(Chart and figure data)
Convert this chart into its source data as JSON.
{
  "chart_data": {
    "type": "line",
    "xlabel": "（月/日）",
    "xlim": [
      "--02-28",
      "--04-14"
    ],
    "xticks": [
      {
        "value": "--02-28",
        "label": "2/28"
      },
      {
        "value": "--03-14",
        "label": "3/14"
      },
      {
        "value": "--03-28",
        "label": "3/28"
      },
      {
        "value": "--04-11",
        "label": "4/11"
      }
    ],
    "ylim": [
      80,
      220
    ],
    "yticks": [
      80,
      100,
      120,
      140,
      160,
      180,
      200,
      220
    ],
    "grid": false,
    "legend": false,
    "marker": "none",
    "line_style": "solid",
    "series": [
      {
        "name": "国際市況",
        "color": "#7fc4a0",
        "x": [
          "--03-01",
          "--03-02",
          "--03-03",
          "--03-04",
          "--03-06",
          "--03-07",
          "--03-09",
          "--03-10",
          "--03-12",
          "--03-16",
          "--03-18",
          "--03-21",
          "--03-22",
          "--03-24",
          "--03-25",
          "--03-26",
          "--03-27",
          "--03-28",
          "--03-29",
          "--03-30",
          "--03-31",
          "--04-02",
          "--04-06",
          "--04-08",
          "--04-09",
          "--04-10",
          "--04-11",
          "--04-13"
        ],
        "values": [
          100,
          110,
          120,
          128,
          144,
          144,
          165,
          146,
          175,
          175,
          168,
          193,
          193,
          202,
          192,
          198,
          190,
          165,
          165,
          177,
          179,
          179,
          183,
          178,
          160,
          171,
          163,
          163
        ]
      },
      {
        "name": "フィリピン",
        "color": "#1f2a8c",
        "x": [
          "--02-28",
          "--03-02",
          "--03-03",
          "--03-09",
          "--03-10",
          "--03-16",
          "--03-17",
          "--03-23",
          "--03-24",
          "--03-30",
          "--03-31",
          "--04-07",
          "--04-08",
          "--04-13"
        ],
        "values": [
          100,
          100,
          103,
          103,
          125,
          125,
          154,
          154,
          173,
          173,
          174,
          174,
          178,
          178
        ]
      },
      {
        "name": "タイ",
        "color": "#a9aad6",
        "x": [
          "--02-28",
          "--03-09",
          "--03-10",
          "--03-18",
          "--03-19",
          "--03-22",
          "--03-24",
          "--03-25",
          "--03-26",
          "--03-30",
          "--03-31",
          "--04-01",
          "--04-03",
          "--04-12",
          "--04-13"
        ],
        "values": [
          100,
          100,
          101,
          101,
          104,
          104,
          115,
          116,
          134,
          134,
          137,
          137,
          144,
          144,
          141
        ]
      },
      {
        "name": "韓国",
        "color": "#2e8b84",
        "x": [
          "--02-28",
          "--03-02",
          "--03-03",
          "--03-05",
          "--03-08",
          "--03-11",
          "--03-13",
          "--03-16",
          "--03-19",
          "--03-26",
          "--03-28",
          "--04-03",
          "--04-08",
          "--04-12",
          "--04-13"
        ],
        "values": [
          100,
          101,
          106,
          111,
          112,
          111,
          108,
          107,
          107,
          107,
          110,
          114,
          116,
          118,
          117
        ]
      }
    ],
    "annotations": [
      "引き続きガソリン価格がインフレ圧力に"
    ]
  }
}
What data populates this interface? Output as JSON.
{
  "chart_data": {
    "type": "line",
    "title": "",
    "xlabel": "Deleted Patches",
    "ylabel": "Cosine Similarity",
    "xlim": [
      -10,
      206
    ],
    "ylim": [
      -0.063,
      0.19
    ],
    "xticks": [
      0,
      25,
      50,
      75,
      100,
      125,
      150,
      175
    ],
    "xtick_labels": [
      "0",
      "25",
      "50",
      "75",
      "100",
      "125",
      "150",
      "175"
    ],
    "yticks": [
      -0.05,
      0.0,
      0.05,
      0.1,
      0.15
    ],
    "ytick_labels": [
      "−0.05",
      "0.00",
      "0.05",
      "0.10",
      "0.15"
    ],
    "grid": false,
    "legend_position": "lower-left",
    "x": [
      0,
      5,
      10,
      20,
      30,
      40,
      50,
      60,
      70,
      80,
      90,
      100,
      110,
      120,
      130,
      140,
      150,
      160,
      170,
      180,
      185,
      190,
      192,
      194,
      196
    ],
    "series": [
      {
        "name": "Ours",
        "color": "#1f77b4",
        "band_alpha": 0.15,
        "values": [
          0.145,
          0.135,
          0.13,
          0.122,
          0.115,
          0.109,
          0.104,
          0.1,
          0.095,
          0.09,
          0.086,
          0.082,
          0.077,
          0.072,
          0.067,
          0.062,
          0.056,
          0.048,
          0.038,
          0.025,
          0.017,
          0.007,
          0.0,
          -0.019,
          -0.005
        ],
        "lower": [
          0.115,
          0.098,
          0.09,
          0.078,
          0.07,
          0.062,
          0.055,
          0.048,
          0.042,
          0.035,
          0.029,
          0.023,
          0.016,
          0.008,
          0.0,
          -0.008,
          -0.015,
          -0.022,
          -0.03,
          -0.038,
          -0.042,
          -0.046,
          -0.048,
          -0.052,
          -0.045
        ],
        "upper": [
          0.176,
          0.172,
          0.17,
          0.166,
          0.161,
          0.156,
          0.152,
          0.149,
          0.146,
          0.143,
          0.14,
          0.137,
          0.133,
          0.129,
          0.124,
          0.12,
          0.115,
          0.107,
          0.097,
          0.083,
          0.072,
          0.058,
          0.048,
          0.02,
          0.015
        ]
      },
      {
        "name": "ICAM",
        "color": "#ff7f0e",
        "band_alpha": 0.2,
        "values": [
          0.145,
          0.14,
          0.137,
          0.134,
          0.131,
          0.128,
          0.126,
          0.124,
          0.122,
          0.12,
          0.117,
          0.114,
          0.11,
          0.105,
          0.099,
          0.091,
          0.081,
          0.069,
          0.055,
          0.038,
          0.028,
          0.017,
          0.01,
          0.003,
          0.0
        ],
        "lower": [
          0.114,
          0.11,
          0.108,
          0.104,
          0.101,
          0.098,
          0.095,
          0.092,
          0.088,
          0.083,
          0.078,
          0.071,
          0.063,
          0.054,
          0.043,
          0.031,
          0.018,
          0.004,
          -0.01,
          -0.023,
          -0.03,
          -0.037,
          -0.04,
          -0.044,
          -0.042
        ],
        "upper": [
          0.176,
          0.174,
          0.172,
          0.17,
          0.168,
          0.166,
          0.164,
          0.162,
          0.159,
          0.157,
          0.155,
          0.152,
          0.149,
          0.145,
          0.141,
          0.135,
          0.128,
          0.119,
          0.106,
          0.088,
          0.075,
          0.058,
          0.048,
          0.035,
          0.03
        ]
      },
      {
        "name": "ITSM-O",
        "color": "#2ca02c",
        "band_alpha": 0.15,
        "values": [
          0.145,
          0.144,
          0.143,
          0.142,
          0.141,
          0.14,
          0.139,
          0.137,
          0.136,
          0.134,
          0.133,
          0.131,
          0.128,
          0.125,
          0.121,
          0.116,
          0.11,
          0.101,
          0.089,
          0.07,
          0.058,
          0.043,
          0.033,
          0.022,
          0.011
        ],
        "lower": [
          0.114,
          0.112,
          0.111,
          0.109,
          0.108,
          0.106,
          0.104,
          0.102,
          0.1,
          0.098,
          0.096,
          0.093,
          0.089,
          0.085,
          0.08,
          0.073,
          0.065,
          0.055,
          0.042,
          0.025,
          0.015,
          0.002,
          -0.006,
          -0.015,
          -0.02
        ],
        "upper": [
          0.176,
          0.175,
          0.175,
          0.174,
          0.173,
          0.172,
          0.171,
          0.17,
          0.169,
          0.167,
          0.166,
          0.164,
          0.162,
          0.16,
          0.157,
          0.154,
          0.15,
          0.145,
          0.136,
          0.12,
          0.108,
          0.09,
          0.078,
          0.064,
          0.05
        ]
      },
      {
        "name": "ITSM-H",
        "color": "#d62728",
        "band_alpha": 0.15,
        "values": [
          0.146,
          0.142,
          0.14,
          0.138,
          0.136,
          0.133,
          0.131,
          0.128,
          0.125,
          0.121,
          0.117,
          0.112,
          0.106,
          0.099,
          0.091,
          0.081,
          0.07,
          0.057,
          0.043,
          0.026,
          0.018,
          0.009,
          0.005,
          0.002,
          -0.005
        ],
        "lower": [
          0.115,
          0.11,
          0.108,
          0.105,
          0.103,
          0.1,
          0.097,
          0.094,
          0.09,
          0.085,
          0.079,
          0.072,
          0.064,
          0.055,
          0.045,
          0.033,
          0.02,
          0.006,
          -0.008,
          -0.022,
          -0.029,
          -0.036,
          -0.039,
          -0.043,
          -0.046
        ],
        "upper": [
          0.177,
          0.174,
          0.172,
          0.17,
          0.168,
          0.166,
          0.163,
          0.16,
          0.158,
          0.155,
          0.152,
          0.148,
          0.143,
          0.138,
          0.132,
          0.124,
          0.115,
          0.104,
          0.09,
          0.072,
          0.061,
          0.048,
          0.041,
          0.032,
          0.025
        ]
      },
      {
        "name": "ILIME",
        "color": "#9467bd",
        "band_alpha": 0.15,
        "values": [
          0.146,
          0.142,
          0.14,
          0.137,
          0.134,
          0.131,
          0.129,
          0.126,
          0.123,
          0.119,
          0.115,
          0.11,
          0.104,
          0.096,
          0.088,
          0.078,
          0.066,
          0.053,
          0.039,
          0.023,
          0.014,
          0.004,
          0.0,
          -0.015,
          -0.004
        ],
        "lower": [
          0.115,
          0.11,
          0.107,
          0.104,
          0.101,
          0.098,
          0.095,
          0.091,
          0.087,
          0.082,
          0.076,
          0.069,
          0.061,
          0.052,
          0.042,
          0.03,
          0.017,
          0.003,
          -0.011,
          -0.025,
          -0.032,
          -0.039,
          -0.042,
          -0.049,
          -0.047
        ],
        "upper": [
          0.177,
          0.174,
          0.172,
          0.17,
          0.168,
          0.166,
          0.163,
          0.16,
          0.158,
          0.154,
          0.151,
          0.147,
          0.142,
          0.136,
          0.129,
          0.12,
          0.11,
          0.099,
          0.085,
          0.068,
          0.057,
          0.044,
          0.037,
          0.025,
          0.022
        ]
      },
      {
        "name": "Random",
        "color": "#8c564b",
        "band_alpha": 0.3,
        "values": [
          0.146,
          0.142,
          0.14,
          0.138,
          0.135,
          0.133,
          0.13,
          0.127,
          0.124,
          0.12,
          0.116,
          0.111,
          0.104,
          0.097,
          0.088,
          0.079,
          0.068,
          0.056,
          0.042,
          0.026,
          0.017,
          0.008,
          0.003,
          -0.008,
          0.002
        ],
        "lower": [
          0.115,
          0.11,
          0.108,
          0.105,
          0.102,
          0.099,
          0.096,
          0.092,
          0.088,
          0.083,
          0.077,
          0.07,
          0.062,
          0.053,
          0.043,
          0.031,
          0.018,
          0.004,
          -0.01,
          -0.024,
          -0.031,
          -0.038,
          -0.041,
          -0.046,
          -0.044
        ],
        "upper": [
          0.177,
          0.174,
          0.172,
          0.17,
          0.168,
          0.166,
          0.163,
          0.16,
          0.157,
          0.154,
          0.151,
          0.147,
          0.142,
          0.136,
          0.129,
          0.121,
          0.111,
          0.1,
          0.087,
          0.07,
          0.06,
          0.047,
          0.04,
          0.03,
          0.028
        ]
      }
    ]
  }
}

■ What is expected
Filter the entries down to the lines with the word "color" in them.

■ Completed task
        "color": "#7fc4a0",
        "color": "#1f2a8c",
        "color": "#a9aad6",
        "color": "#2e8b84",
        "color": "#1f77b4",
        "color": "#ff7f0e",
        "color": "#2ca02c",
        "color": "#d62728",
        "color": "#9467bd",
        "color": "#8c564b",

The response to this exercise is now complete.